今回は趣味でゲーム個人開発している人のTwitter運用について考えた記事です。
(最近、色々と考えさせられることがあったので)
ざっくり言うと
1日1回のゲーム開発進捗tweetだけで、
半年程でフォロワー1000人増やした話です。
これまでの実験の結果を踏まえて振り返りをするので、
何か参考になる部分があれば幸いです。
▼私がSNSで発信する理由
まず、なぜ開発進捗をSNSに投稿しているのかという話。
私の場合はコレ↓
・まずは自身の存在を知ってもらうこと
・そして作品に興味を持ってらうこと
・公開したときに遊んでもらうこと
・次の作品にも興味を持ってもらうこと
・そうして作家としてファンを増やすこと
特に、パブリッシャーもついていない
個人開発者が自身のファンを増やそうとした場合に最も手軽な手段がSNS。
さらに重要なモノがもう一つ。
・思いついた面白いアイディア
・様々なパターンのグラフィック
などを試しに投稿して「その反応を見れる」ということ。
営業界隈などで言う「テストクロージング」に近いもので
販売前にユーザーの反応を程度知れるという大きなメリットがあります。
ですが、
目的を達成するためには様々なハードルがあります。
「見てもらう、興味を持ってもらう」ことを目的とする以上、
読者の目、求められているモノを考えて投稿した方が効率が良い。
何も考えずに投稿して「見てもらえたらラッキー」でもよいのですが
SNS運用の時間的コストも0ではありません。
私個人としては、SNS自体を楽しんでいる部分もありますが
結果が出ないならやる意味がないと思っているタイプです。
ってなわけで、
分析を元にインプレッションを伸ばすための実験をしておりました。
その経緯と結果を以下にまとめます。
▼実際に発信した結果と実験について
まず、私のアカウントの運用方法について。
・基本的には1日1tweet
・ゲームの開発進捗以外はほとんど投稿しない
・朝の出勤前に投稿する
という運用です。
実際、進捗tweetで見てくれる人を増やすのは難しかったのですが、
伸びやすいツボさえ抑えておけば、一定まで伸びました。
実験開始したのが2021年の8月ごろから半年。
まずは実験結果だけまとめます。
増加フォロワー数
2021年:8月 → 新規8(いつもこの程度)
2021年:9月 → 新規65(伸び始めた)
2021年:10月 → 新規96
2021年:11月 → 新規66
2021年:12月 → 新規172
2022年:1月 → 新規371(ピーク)

====================

◆ やるべきこと
**A.** 個人ゲーム開発者のTwitter運用についての本文で、新規フォロワー数がピークに達したのは何年何月で、その数はいくつですか。
**B.** 個人ゲーム開発者のTwitter運用についての本文を、最後の行の続きから書き進めてください。

(視覚レイアウト注釈データ)
====================

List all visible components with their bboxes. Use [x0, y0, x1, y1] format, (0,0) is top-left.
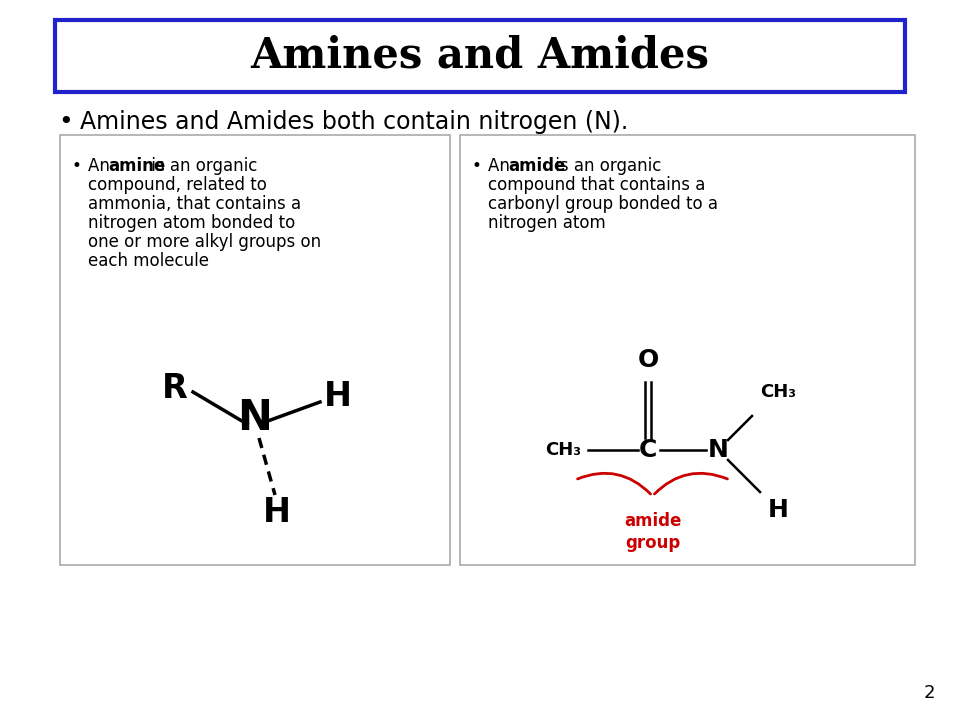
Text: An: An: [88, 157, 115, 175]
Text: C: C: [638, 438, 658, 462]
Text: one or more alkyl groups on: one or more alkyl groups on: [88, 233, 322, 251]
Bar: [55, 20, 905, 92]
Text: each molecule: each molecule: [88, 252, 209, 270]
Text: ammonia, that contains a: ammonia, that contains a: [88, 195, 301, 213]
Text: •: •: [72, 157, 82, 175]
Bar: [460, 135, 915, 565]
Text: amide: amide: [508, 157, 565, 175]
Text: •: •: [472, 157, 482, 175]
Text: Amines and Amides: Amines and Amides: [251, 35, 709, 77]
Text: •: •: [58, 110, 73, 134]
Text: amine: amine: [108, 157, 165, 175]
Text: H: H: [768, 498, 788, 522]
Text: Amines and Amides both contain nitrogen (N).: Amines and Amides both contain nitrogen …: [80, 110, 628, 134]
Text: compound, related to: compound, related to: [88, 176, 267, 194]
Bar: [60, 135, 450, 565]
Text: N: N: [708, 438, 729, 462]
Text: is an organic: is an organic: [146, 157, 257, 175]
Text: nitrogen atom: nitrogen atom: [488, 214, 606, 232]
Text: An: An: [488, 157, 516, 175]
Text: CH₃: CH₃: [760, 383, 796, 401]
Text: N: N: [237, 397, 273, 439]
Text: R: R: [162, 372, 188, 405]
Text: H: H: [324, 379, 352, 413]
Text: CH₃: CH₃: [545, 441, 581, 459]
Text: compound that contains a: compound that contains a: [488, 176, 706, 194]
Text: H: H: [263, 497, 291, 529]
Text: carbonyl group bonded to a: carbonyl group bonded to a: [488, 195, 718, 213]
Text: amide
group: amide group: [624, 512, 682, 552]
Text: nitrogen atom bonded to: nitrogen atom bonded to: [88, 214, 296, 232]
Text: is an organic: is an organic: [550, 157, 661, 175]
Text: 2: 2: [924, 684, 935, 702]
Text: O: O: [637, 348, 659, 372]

====================

◆ 回答結果
**A.** 2022年1月で、新規フォロワー数は371です。

**B.**
2022年:2月 → 新規194
2022年:3月 → 新規40(ネタ切れ)
くらいの推移です。
今年の1月が一番伸びました。
簡単にまとめると
・ピーク時にひと月で371人増加
・実験開始から半年と少しで合計約1000人増加
という狙い以上の数字になってくれました。
その間、自分からフォローしてフォロバしてもらうパターンはほとんど無し。
純然たる自然流入勝負。
▼なぜ1月に伸びていたのか?
それを説明する前に、
まずSNSで伸びやすいのは、
1,シンプルに楽しいモノ
2,ビジュアル的に好きなモノ
3,共感できるモノ
4,有益な情報
などでしょうか。
しかし、全く同じ投稿でもTwitterの仕様に阻まれて伸びなかったり、
逆にそれを回避して投稿するとやたらと伸びたりすることもありました。
そしてTwitterの仕様について詳細まで把握しているわけではないのですが、
投稿が途切れるよりも「有効なtweetを連続して投稿」した方が、全く同じ内容でも明らかに伸びやすい印象でした。
(とはいえ、予告なしに仕様は変わるのであてになりませんが)
というわけで、
導き出した結論が
「自分が一番得意なモノをストックして連続で一番伸びるように出したらいいのでは?」
ってことでした。その結果、1月に伸びました。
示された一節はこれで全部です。